* [Request]:
In the listing below, locate the lines bearing the word "JSON". Copy every one of them.

* [Given data]:
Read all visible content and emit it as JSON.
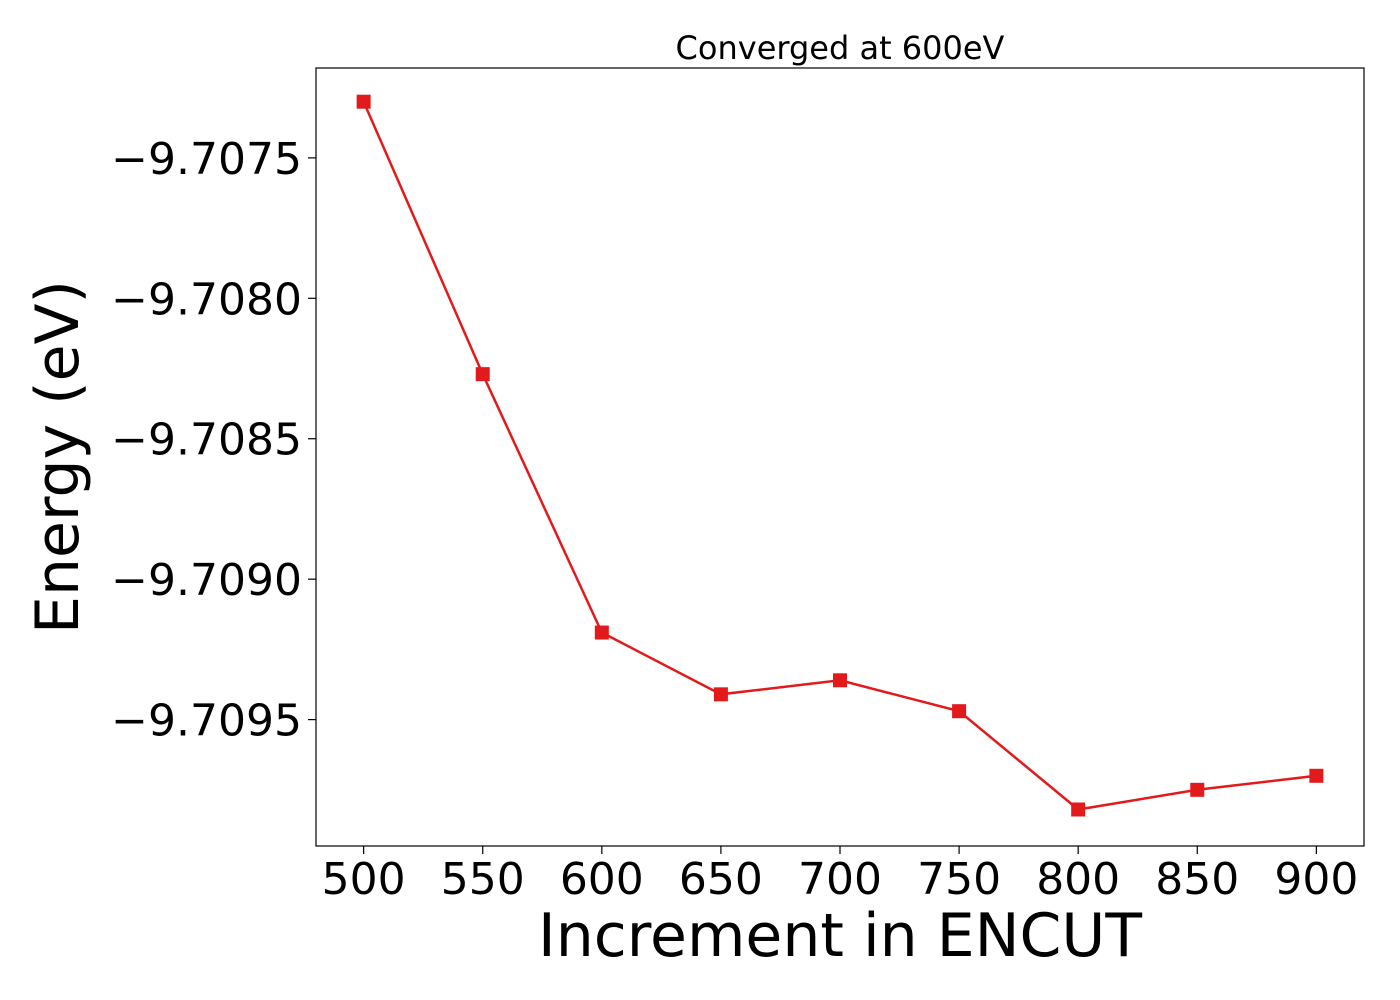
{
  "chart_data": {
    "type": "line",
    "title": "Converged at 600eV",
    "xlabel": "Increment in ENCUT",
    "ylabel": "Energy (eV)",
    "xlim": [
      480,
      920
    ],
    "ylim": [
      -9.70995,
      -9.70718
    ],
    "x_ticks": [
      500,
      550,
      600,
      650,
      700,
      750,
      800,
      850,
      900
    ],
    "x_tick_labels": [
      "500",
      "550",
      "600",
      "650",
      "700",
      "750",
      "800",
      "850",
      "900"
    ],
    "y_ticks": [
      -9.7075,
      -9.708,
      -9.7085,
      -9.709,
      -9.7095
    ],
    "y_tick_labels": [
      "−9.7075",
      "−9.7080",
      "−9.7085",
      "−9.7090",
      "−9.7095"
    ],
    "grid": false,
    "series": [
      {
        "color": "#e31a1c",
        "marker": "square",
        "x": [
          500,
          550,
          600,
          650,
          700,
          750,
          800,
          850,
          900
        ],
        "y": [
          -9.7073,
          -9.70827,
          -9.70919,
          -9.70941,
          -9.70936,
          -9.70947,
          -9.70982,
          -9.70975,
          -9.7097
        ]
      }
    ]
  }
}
...
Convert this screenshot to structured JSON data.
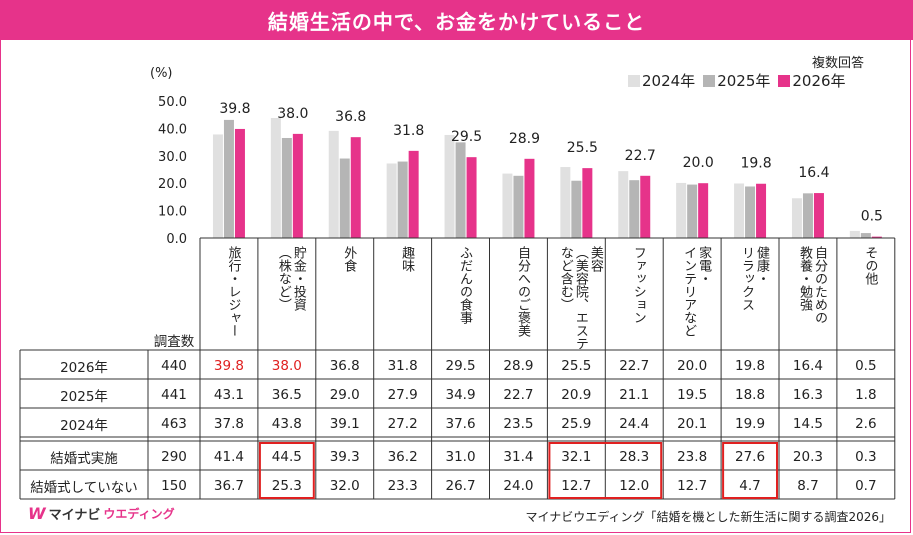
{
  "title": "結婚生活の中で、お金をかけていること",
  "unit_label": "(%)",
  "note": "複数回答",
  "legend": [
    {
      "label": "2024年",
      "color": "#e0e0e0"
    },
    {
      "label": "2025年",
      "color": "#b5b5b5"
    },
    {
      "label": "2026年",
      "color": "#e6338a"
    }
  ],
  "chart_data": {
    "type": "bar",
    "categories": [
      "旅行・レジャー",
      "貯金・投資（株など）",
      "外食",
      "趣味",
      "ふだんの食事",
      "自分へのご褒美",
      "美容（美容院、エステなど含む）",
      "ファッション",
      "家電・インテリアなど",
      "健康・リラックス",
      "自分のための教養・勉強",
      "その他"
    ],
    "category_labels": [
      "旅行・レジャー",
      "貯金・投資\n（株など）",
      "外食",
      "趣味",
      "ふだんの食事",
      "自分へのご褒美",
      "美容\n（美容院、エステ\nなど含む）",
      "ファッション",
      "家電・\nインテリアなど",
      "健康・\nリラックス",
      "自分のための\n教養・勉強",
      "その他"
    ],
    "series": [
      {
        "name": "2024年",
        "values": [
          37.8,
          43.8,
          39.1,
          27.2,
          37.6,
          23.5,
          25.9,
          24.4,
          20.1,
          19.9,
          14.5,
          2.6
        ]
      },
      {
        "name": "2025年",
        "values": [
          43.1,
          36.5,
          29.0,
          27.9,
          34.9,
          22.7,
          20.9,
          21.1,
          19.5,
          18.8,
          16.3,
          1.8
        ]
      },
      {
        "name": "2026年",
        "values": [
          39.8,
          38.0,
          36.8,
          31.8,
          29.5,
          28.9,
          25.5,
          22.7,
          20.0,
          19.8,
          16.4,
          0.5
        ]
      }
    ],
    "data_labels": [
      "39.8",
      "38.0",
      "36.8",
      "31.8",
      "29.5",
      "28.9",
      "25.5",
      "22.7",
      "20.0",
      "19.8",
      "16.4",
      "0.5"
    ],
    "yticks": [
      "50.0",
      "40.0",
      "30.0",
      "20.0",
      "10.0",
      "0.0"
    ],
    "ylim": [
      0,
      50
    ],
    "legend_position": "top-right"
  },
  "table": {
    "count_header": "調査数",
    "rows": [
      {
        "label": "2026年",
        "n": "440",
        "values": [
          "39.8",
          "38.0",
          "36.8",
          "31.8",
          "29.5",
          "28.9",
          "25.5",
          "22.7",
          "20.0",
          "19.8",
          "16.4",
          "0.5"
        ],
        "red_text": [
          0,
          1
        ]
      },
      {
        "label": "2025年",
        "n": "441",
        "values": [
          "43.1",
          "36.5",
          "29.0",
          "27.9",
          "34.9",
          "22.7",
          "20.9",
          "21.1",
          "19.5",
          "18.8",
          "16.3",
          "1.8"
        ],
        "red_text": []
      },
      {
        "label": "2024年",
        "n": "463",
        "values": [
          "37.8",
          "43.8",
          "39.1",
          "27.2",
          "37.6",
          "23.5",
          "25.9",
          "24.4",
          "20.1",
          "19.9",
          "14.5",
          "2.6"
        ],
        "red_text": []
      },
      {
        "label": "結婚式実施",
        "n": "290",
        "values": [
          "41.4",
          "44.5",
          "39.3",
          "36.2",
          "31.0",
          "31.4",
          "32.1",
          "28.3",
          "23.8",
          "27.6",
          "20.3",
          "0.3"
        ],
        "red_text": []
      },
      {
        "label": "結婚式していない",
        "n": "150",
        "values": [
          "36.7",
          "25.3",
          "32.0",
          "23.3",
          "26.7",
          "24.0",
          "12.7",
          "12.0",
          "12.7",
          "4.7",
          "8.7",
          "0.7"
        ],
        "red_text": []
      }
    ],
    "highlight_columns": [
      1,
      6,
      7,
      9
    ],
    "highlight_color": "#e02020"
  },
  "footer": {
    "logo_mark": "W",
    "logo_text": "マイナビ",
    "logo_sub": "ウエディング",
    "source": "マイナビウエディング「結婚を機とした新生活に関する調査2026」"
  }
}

* [Exercise answer]:
Read all visible content and emit it as JSON.
Convert this screenshot to structured JSON data.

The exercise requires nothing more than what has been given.